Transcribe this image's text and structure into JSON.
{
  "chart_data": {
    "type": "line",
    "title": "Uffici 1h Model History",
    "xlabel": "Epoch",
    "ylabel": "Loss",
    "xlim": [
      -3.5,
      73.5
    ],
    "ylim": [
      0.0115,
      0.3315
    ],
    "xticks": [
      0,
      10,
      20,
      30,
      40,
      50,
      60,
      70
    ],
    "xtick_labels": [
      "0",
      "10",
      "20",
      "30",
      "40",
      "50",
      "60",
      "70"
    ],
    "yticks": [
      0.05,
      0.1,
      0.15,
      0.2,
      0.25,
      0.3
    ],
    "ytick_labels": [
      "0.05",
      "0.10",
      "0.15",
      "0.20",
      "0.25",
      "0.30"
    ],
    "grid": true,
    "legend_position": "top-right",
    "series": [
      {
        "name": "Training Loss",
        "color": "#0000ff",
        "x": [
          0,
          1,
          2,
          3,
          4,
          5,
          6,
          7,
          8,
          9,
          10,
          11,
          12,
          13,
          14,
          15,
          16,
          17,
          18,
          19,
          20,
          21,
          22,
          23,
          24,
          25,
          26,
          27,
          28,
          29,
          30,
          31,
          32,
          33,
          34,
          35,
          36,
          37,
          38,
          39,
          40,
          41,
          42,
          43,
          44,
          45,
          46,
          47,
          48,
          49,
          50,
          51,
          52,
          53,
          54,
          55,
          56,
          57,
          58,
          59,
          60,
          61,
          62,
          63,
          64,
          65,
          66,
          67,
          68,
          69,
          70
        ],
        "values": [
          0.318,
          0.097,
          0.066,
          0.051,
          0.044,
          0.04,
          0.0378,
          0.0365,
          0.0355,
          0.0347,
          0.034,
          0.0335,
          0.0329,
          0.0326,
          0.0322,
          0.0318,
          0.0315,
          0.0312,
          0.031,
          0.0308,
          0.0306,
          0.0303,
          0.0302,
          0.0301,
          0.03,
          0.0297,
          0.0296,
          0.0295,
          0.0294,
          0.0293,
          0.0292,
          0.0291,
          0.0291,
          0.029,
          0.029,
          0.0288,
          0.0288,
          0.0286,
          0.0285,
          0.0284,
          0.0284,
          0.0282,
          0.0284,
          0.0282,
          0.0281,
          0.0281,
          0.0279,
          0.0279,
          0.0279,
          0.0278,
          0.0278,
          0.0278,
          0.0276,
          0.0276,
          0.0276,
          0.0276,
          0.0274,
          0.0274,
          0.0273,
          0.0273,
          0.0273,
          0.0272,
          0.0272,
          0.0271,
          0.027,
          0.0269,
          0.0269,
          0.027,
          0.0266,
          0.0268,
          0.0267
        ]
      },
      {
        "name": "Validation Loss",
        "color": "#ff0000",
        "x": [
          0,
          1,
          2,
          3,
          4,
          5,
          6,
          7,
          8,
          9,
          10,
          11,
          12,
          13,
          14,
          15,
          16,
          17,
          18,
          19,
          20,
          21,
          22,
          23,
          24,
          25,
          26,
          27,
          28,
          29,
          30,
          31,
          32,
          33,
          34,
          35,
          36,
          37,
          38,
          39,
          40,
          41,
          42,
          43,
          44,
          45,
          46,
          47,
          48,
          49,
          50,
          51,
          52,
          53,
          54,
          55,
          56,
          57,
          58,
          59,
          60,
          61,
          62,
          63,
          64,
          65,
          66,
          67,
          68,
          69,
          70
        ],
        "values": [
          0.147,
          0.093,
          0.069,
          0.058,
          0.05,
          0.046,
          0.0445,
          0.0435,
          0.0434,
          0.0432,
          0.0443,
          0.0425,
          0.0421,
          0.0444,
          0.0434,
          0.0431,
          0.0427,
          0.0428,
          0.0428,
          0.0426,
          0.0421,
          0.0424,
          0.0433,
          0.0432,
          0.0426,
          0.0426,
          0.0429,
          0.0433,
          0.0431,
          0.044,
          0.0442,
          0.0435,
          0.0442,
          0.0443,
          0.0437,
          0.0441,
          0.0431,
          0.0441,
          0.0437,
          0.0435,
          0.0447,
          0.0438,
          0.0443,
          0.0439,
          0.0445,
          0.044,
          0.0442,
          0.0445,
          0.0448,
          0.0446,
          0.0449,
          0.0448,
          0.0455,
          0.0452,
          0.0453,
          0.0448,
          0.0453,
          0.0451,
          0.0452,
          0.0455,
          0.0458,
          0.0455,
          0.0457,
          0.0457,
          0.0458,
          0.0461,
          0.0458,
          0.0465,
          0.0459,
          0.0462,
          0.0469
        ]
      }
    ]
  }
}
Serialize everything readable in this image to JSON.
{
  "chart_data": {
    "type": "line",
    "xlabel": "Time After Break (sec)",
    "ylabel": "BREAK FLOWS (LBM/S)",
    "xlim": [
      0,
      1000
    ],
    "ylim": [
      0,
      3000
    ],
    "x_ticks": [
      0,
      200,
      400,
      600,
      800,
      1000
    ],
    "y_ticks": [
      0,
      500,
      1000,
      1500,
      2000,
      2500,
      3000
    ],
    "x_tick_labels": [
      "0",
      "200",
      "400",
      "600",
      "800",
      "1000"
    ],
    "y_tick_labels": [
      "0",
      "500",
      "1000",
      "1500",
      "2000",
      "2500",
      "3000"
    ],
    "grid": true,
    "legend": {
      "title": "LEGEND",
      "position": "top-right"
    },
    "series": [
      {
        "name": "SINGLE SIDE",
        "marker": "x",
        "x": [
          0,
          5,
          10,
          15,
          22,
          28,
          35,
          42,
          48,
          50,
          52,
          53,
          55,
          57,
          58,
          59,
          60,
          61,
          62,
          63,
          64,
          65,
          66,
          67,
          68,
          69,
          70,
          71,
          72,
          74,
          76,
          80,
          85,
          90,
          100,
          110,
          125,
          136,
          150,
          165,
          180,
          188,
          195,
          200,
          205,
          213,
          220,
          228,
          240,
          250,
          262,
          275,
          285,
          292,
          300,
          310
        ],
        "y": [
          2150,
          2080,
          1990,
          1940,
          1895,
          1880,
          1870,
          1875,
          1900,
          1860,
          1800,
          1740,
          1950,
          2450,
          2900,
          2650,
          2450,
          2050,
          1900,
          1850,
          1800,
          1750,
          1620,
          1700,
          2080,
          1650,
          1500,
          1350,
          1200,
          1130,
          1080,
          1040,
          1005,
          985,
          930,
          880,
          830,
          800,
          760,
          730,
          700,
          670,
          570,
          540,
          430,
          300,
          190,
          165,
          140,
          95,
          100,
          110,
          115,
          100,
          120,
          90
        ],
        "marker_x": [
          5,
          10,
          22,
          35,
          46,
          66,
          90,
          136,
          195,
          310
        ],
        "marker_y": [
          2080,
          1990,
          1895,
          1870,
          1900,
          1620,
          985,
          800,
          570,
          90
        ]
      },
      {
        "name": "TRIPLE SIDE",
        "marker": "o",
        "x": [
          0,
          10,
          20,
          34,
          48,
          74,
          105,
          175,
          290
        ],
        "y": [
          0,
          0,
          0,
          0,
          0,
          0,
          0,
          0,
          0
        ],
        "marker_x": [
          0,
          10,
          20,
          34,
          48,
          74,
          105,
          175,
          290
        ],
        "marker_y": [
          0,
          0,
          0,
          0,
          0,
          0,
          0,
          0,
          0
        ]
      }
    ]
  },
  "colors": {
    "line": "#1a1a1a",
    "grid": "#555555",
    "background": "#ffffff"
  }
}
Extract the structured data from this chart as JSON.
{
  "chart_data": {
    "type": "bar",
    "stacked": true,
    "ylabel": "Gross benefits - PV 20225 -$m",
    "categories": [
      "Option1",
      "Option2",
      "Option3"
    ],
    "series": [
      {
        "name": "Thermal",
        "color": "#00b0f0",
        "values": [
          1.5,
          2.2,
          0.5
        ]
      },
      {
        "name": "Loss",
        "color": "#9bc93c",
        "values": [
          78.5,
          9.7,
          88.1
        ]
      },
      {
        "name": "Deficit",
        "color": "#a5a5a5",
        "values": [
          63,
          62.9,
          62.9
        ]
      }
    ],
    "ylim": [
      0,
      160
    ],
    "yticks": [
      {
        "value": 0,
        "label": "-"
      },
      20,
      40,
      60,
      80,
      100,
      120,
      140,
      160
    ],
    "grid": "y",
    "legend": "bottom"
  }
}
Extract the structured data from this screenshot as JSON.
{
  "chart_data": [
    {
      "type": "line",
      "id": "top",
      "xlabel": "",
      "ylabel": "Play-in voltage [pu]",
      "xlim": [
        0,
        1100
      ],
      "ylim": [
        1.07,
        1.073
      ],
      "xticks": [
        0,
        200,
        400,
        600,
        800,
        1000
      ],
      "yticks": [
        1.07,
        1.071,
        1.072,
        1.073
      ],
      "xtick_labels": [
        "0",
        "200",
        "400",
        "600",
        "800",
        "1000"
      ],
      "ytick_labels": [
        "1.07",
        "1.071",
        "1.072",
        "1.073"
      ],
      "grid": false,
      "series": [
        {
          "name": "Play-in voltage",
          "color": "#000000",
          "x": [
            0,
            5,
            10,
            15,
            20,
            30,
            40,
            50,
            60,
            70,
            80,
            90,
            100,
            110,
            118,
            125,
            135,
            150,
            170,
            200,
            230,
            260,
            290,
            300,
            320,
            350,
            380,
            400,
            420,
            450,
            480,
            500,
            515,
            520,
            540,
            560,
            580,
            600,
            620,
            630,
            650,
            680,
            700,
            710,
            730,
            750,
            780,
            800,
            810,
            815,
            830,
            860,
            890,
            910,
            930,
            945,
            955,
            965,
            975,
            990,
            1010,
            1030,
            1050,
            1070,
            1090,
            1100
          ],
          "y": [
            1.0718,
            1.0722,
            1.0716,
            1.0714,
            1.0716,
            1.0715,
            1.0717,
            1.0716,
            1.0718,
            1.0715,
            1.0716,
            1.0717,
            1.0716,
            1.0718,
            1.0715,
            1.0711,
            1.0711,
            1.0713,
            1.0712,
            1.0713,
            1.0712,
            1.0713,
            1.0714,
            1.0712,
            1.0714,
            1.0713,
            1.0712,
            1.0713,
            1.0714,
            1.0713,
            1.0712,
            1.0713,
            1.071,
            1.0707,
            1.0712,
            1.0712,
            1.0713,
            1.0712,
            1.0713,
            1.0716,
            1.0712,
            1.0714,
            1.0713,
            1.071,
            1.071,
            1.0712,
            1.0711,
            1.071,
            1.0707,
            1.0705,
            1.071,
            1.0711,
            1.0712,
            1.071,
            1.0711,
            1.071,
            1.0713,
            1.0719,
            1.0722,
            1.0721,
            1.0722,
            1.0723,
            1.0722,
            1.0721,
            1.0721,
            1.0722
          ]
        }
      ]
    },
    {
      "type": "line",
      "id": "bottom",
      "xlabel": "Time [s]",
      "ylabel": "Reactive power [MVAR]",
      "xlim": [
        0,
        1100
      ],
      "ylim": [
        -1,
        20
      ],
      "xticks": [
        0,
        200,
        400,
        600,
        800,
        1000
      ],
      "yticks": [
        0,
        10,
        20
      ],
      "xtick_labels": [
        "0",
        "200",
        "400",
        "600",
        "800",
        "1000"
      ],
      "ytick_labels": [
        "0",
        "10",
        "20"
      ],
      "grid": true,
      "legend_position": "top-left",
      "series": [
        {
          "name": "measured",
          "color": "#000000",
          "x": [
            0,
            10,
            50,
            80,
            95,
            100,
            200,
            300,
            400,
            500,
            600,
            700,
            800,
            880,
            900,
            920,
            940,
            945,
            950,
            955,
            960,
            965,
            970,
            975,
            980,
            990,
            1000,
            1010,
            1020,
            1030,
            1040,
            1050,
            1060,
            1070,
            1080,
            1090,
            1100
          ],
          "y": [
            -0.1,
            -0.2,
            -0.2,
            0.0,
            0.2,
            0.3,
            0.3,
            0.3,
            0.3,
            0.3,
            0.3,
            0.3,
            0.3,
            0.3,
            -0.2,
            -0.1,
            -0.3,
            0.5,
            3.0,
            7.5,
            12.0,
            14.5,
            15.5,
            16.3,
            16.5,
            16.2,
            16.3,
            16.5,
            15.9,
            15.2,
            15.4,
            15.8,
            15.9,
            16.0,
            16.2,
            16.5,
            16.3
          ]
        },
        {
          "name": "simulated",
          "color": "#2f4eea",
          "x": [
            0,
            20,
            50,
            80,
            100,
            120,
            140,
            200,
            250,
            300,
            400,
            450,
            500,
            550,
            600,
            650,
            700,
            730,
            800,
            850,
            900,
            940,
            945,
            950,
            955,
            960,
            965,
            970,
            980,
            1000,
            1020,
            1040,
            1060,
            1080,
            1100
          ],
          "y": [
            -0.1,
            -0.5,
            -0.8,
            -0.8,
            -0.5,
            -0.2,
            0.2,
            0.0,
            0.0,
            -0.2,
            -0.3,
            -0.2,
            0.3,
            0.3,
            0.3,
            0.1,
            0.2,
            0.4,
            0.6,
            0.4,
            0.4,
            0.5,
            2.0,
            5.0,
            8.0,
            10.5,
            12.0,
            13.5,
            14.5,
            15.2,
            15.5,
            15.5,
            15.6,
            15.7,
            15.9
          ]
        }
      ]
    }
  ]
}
--------------------------------
→ **Do this**
Using the material above, gather every line that includes "Play".

→ **Solution**
      "ylabel": "Play-in voltage [pu]",
          "name": "Play-in voltage",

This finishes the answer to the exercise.